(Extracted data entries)

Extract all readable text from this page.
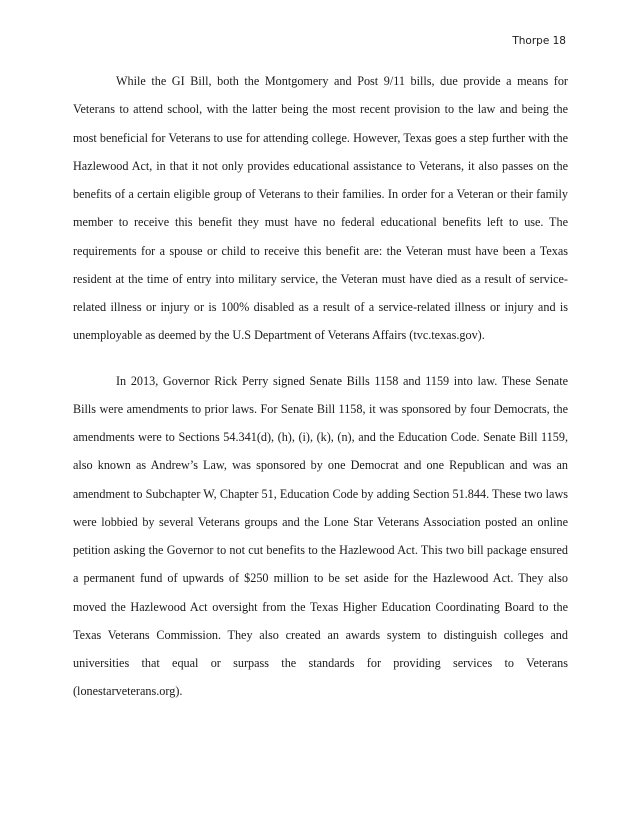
Thorpe 18

While the GI Bill, both the Montgomery and Post 9/11 bills, due provide a means for Veterans to attend school, with the latter being the most recent provision to the law and being the most beneficial for Veterans to use for attending college. However, Texas goes a step further with the Hazlewood Act, in that it not only provides educational assistance to Veterans, it also passes on the benefits of a certain eligible group of Veterans to their families. In order for a Veteran or their family member to receive this benefit they must have no federal educational benefits left to use. The requirements for a spouse or child to receive this benefit are: the Veteran must have been a Texas resident at the time of entry into military service, the Veteran must have died as a result of service-related illness or injury or is 100% disabled as a result of a service-related illness or injury and is unemployable as deemed by the U.S Department of Veterans Affairs (tvc.texas.gov).

In 2013, Governor Rick Perry signed Senate Bills 1158 and 1159 into law. These Senate Bills were amendments to prior laws. For Senate Bill 1158, it was sponsored by four Democrats, the amendments were to Sections 54.341(d), (h), (i), (k), (n), and the Education Code. Senate Bill 1159, also known as Andrew’s Law, was sponsored by one Democrat and one Republican and was an amendment to Subchapter W, Chapter 51, Education Code by adding Section 51.844. These two laws were lobbied by several Veterans groups and the Lone Star Veterans Association posted an online petition asking the Governor to not cut benefits to the Hazlewood Act. This two bill package ensured a permanent fund of upwards of $250 million to be set aside for the Hazlewood Act. They also moved the Hazlewood Act oversight from the Texas Higher Education Coordinating Board to the Texas Veterans Commission. They also created an awards system to distinguish colleges and universities that equal or surpass the standards for providing services to Veterans (lonestarveterans.org).
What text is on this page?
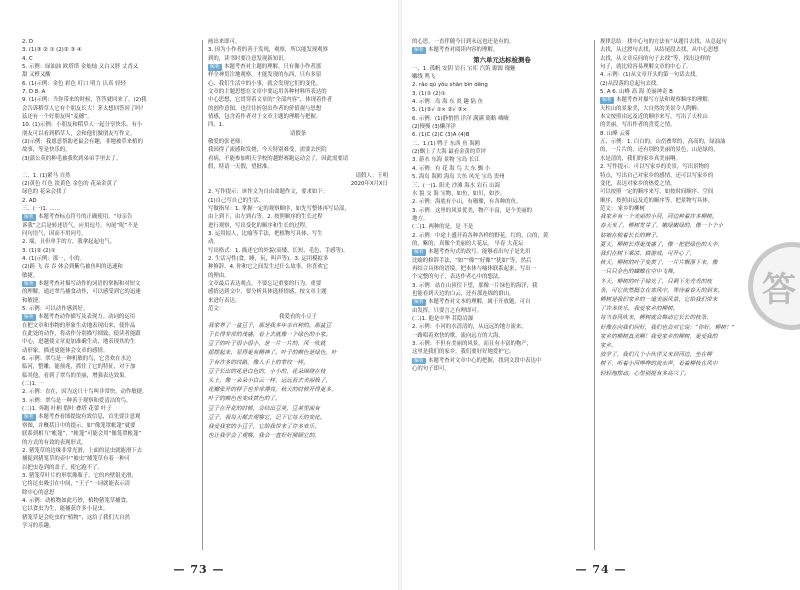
2. D
3. (1)③ ② ① (2)② ③ ④
4. C
5. 示例：绿油油 欧塔塔 金灿灿 又白又胖 丈香又
甜 又橙又酸
6. (1)示例：金色 彩色 叮口 明力 认真 轻轻
7. D 8. A
9. (1)示例：当你带来的时候，答答就回来了。(2)我
会告诉稻草人它有个朋友长大！茅太想回答回了吗？
蕊还有一个好朋友叫“麦穗”。
10. (1)示例：小朋友和稻草人一起分享快乐，有小
朋友可以看到稻草人，会和他们做朋友写作文。
(2)示例：我愿意帮助老鼠会有趣，非地被草来植的
故事，等是快乐的。
(3)蒲公英的种毛被我吹到弟弟手里去了。

二、1. (1)紧马 自然
(2)黄色 红色 淡黄色 金色的 花朵金黄了
绿色的 花朵会找了
2. AD
三、(一)1. ……
解析 本题考查标点符号的正确使用。“母亲告
诉我”之后是转述语气，应用逗号。句尾“呢”不是
问句语气，因而不用问号。
2. 端，且但单手的方，我拿起起电气。
3. (1)② (2)①
4. (1)示例：那一，小的。
(2)跨 飞 吞 吞 体会到紫鸟被鱼叫的迅速和
敏捷。
解析 本题考查对描写动作的词语的掌握和对短文
的理解。通过翠鸟捕食动作，可以感受到它的迅速
和敏捷。
5. 示例：可以动作感到好。
解析 本题考查动作描写及表现力。动词的运用
在把文章和事物的形象生动地表现出来，使作品
在此处的动作，将动作分别描写细致，使读者能跟
中心，进越使文章更加准确生动，地表现其的生
动形象，描述更能体会文章的感情。
6. 示例：翠鸟是一种机敏的鸟，它喜欢在水边
临河，整雕，能预兆，抓住了它的特征，对于加
临其他，看到了翠鸟的美丽，增强表达效果。
(二)1. 一
2. 示例：直在，因为这只十鸟叫非常快，动作敏捷。
3. 示例：翠鸟是一种善于观察和爱清洁的鸟。
(二)1. 奔跑 叶柄 假叶 叠塔 花蕾 叶子
解析 本题考查看图提取有效信息，首先要注意观
察图，并概括日中的提示，如“像笼罩帐篷”就要
联系到相互“帐篷”，“帐篷”可能会用“像笼罩帐篷”
的方式的有效的表现形式。
2. 猪笼草的边缘非常光滑，上面的昆虫就能滑下去
捕捉到猪笼草的壶中“被虫”捕笼草有着一种可
以把虫卷到的盖子，使它跑不了。
3. 猪笼草叶片的形状像瓶子，它的内壁很光滑，
它将昆虫吸引在中间，“王子”一词就能表示清
除中心的意思
4. 示例：动植物如此巧妙，植物猪笼草捕食，
它以食虫为生，能捕获许多小昆虫。
猪笼草是会吃虫的“植物”，这给了我们大自然
学习的乐趣。
画出来即可。
3. 因为小作者的善于发现，观察，所以能发现观察
到的，读书时要注意发现新知识。
解析 本题考查对主题的理解。只有像小作者那
样全神贯注地观察，才能发现的东西，只有多留
心、我们生活中的小事，就会发现它们的变化。
文章的主题思想在文章中要运用各种材料所表达的
中心思想，它贯穿着文章的“全部内容”，体现着作者
的创作意图，也往往折射出作者的价值观与思想
情感，包含着作者对于文章主题的理解与把握。
四、1.
请假条
敬爱的张老师：
我因得了流感和发烧，今天特别难受，需要去医院
看病，不能参加明天学校的越野赛跑运动会了，因此需要请
假，特请一天假，望批准。
请假人：王明
2020年X月X日
2. 写作提示：该作文为自由命题作文，要求如下：
(1)自己写自己的生活。
写做指导：1. 掌握一定的观察顺序，如先写整体再写局部，
由上到下，由左到右等。2. 按照顺序的生长过程
进行观察，写出变化的顺序和生长的过程。
3. 运用拟人，比喻等手法，把植物写具体、写生
动。
写出格式：1. 描述它的外貌(高矮、长短、毛色、手感等)。
2. 生活习性(食，睡，玩，叫声等)。3. 运用模拟多
种修辞。4. 你和它之间发生过什么故事，你喜欢它
的理由。
文章最后表达观点，不要忘记重要的行为，重要
感情达到文中，要分析具体选择情感，按文章主题
来进行表达。
范文：
我爱看的小豆子
我家养了一盆豆子，那是我多年亲自种的。那盆豆
子长得非常的茂盛，看上去就像一个绿色的小家。
豆子的叶子很小很小，是一片一片的，风一吹就
摇摆起来，显得更有精神了。叶子的颜色是绿色，叶
子有许多的纹路，像人手上的掌纹一样。
豆子长出的花是白色的，小小的，花朵围绕在枝
头上，像一朵朵小白云一样，远远看去美丽极了，
花瓣张开的样子也非常漂亮，秋天的时候开得更多，
叶子的颜色也变成黄色的了。
豆子在开花的时候，会结出豆荚，豆荚里面有
豆子，我每天都去观察它，记下它每天的变化。
我爱我家的小豆子，它给我带来了许多欢乐，
也让我学会了观察，我会一直好好照顾它的。
— 73 —
的心思，一直伴随今日到永远也还是有的。
解析 本题考查对阅读内容的理解。
第六单元达标检测卷
一、1. 孤帆 安阴 岩石 宝库 汽笛 源源 瑰魅
嫩线 鸣飞
2. rǎo qú yōu shān bīn dēng
3. (1)① (2)①
4. 示例：岛 海 东 炎 趣 陆 鱼
5. (1)②√ ①× ②√ ③×
6. 示例：(1)静悄悄 洋洋 满满 简略 嗨嗨
(2)慢慢 (3)懒洋洋
6. (1)C (2)C (3)A (4)B
二、1.(1) 鸭子 东西 鱼 海鸥
(2)飘上了大海 最看金黄的草坪
3. 游水 东海 景物 宝岛 长江
4. 示例：有 花 海 鸟 大 东 飘 小
5. 海岛 海鸥 海岛 大鱼 风光 宝岛 贵州
三、(一)1. 阳光 沙滩 海水 岩石 山海
水 貌 交 海 宝物，如鱼，如贝，如沙。
2. 示例：海底有小山，有珊瑚，有各种的鱼。
3. 示例：这里的风景优美，物产丰富，是个美丽的
地方。
(二)1. 两种的是，是 不是
2. 示例：中途上盛开着各种各样的野花，红的，白的，黄
的，紫的，真像个美丽的大花坛。 早春 大花坛
解析 本题考查句式的改写。能够看出句子是先用
比喻的修辞手法，“如”“像”“好像”“犹如”等，然后
再结合具体的语境，把本体与喻体联系起来，写出一
个完整的句子，表达作者心中的想法。
3. 示例：站在山顶往下望，那像一片绿色的海洋，我
也能看到天边的白云，还有那连绵的群山。
解析 本题考查对文本的理解，属于开放题，可自
由发挥，只要言之有理即可。
(二)1. 他是中华 茗隐岩瀑
2. 示例：小河的水清清的，从远远的地方流来，
一路唱着欢快的歌，流向远方的大海。
3. 示例：不但有美丽的风景，而且有丰富的物产，
这里是我们的家乡，我们要好好地爱护它。
解析 本题考查对文章中心的把握，找到文段中表达中
心的句子即可。
规律总结：找中心句的方法有“从题目去找，从总起句
去找，从过渡句去找，从结尾段去找，从中心思想
去找，从文章反问的句子去找”等，找出这样的
句子，就比较容易理解文章的中心了。
4. 示例：(1)从文章开头的第一句话去找。
(2)从段落的总起句去找。
5. A 6. 山峰 高 海 美丽神奇 B
解析 本题考查对描写方法和观察顺序的理解。
天柱山的景象美，大自然的美景令人陶醉。
本文按照由远及近的顺序来写，写出了天柱山
的美丽，写出作者的喜爱之情。
8. 山峰 云雾
五、示例：1. 白白的，山峦叠翠的，高高的，绿油油
的，一片片的，还有别的美丽的景色，山是绿的，
水是清的，我们的家乡真美丽啊。
2. 写作提示：可以写家乡的美景，写出景物的
特点，写出自己对家乡的感情，还可以写家乡的
变化，表达对家乡的热爱之情。
可以按照一定的顺序来写，如按时间顺序、空间
顺序，按照由远及近的顺序等，把景物写具体。
范文： 家乡的柳树
我家乡有一个美丽的小河，河边种着许多柳树。
春天来了，柳树发芽了，嫩绿嫩绿的，像一个个小
姑娘在梳着长长的辫子。
夏天，柳树长得更茂盛了，像一把把绿色的大伞，
我们在树下乘凉、做游戏，可开心了。
秋天，柳树的叶子变黄了，一片片飘落下来，像
一只只金色的蝴蝶在空中飞舞。
冬天，柳树的叶子掉光了，只剩下光秃秃的枝
条，可它依然挺立在寒风中，等待着春天的到来。
柳树是我们家乡的一道美丽风景，它给我们带来
了许多快乐，我爱家乡的柳树。
每当春风吹来，柳树就会舞动它长长的枝条，
好像在向我们问好，我们也会对它说：“你好，柳树！”
家乡的柳树真美啊！我爱家乡的柳树，更爱我的
家乡。
放学了，我们几个小伙伴又来到河边，坐在柳
树下，听着小河哗哗的流水声，看着柳枝在风中
轻轻地摆动，心里别提有多高兴了。
— 74 —
答
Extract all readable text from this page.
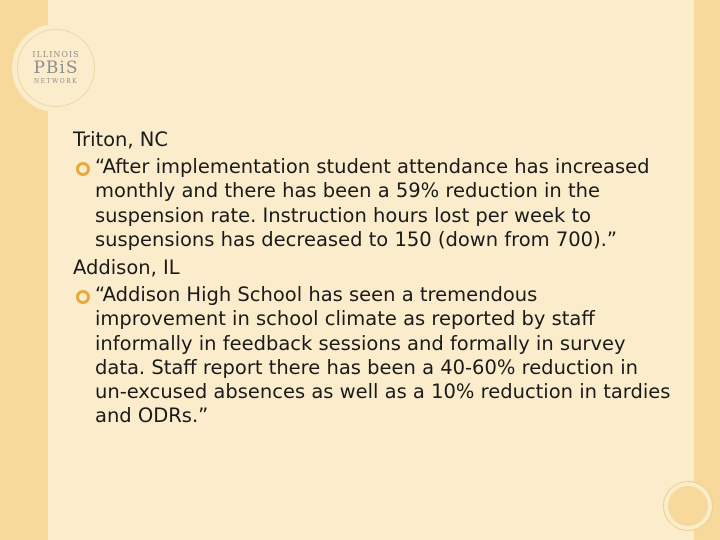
ILLINOIS
PBiS
NETWORK

Triton, NC

“After implementation student attendance has increased monthly and there has been a 59% reduction in the suspension rate. Instruction hours lost per week to suspensions has decreased to 150 (down from 700).”

Addison, IL

“Addison High School has seen a tremendous improvement in school climate as reported by staff informally in feedback sessions and formally in survey data. Staff report there has been a 40-60% reduction in un-excused absences as well as a 10% reduction in tardies and ODRs.”
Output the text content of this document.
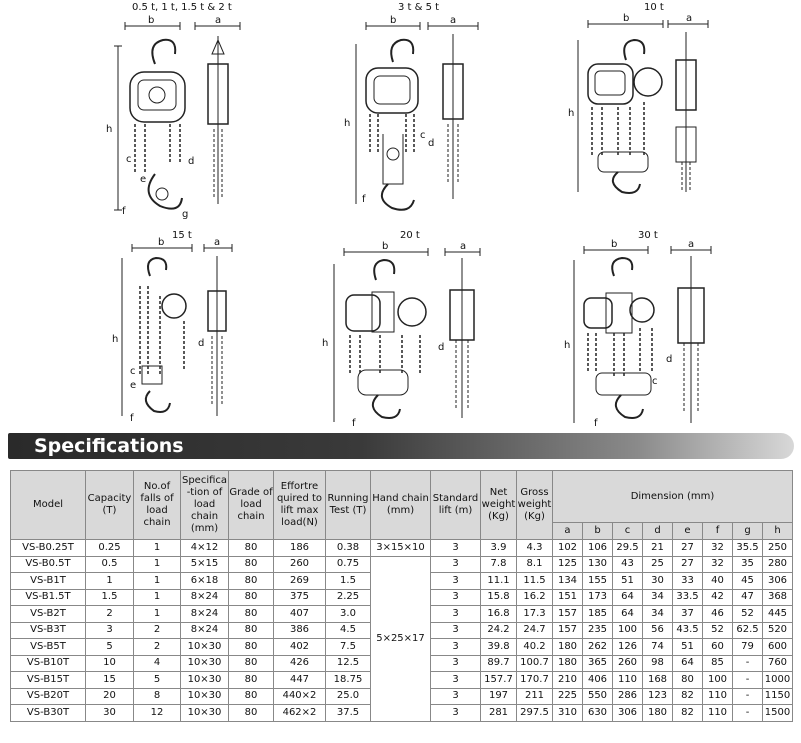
0.5 t, 1 t, 1.5 t & 2 t
b	a
h
c
e
f	g
d
3 t & 5 t
b	a
h
c
f
d
10 t
b	a
h
15 t
b	a
h
c
e
f
d
20 t
b	a
h
f
d
30 t
b	a
h
c
f
d
Specifications
Model	Capacity (T)	No.of falls of load chain	Specifica -tion of load chain (mm)	Grade of load chain	Effortre quired to lift max load(N)	Running Test (T)	Hand chain (mm)	Standard lift (m)	Net weight (Kg)	Gross weight (Kg)	Dimension (mm)							
											a	b	c	d	e	f	g	h
VS-B0.25T	0.25	1	4×12	80	186	0.38	3×15×10	3	3.9	4.3	102	106	29.5	21	27	32	35.5	250
VS-B0.5T	0.5	1	5×15	80	260	0.75	5×25×17	3	7.8	8.1	125	130	43	25	27	32	35	280
VS-B1T	1	1	6×18	80	269	1.5		3	11.1	11.5	134	155	51	30	33	40	45	306
VS-B1.5T	1.5	1	8×24	80	375	2.25		3	15.8	16.2	151	173	64	34	33.5	42	47	368
VS-B2T	2	1	8×24	80	407	3.0		3	16.8	17.3	157	185	64	34	37	46	52	445
VS-B3T	3	2	8×24	80	386	4.5		3	24.2	24.7	157	235	100	56	43.5	52	62.5	520
VS-B5T	5	2	10×30	80	402	7.5		3	39.8	40.2	180	262	126	74	51	60	79	600
VS-B10T	10	4	10×30	80	426	12.5		3	89.7	100.7	180	365	260	98	64	85	-	760
VS-B15T	15	5	10×30	80	447	18.75		3	157.7	170.7	210	406	110	168	80	100	-	1000
VS-B20T	20	8	10×30	80	440×2	25.0		3	197	211	225	550	286	123	82	110	-	1150
VS-B30T	30	12	10×30	80	462×2	37.5		3	281	297.5	310	630	306	180	82	110	-	1500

» **Task directions**
Identify the lines that hold the word "Addison". Copy every one of them.

» **Complete response**
Addison, IL
“Addison High School has seen a tremendous improvement in school climate as reported by staff informally in feedback sessions and formally in survey data. Staff report there has been a 40-60% reduction in un-excused absences as well as a 10% reduction in tardies and ODRs.”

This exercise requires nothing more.